#### AVAILABLE DATA ####

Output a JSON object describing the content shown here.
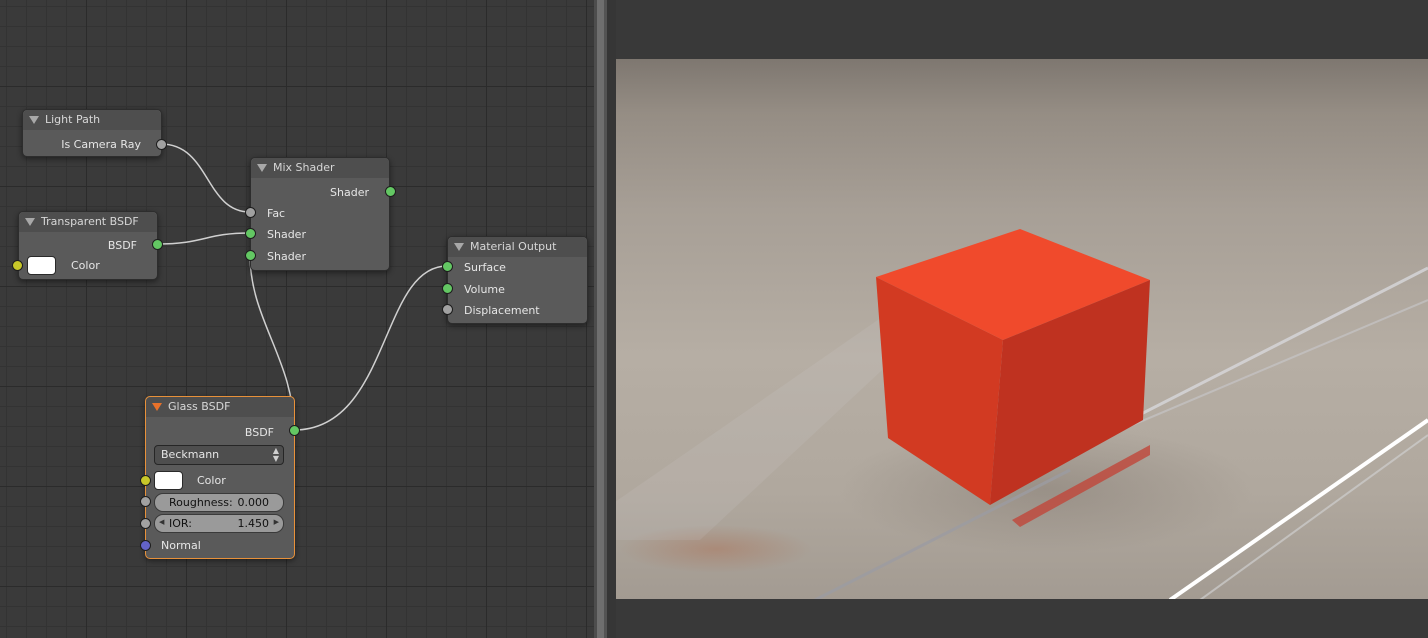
{
  "nodes": {
    "light_path": {
      "title": "Light Path",
      "outputs": [
        "Is Camera Ray"
      ]
    },
    "transparent_bsdf": {
      "title": "Transparent BSDF",
      "output": "BSDF",
      "color_label": "Color"
    },
    "mix_shader": {
      "title": "Mix Shader",
      "output": "Shader",
      "inputs": [
        "Fac",
        "Shader",
        "Shader"
      ]
    },
    "material_output": {
      "title": "Material Output",
      "inputs": [
        "Surface",
        "Volume",
        "Displacement"
      ]
    },
    "glass_bsdf": {
      "title": "Glass BSDF",
      "output": "BSDF",
      "distribution": "Beckmann",
      "color_label": "Color",
      "roughness_label": "Roughness:",
      "roughness_value": "0.000",
      "ior_label": "IOR:",
      "ior_value": "1.450",
      "normal_label": "Normal"
    }
  },
  "colors": {
    "socket_shader": "#63c763",
    "socket_color": "#c7c729",
    "socket_float": "#a1a1a1",
    "socket_vector": "#6363c7",
    "selected_outline": "#e8913a",
    "cube": "#e24a2c"
  }
}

####

▸ WRITTEN PROBLEM: Copy every line in the listing above where the string "title" turns up.

▸ EXERCISE RESPONSE:
      "title": "Light Path",
      "title": "Transparent BSDF",
      "title": "Mix Shader",
      "title": "Material Output",
      "title": "Glass BSDF",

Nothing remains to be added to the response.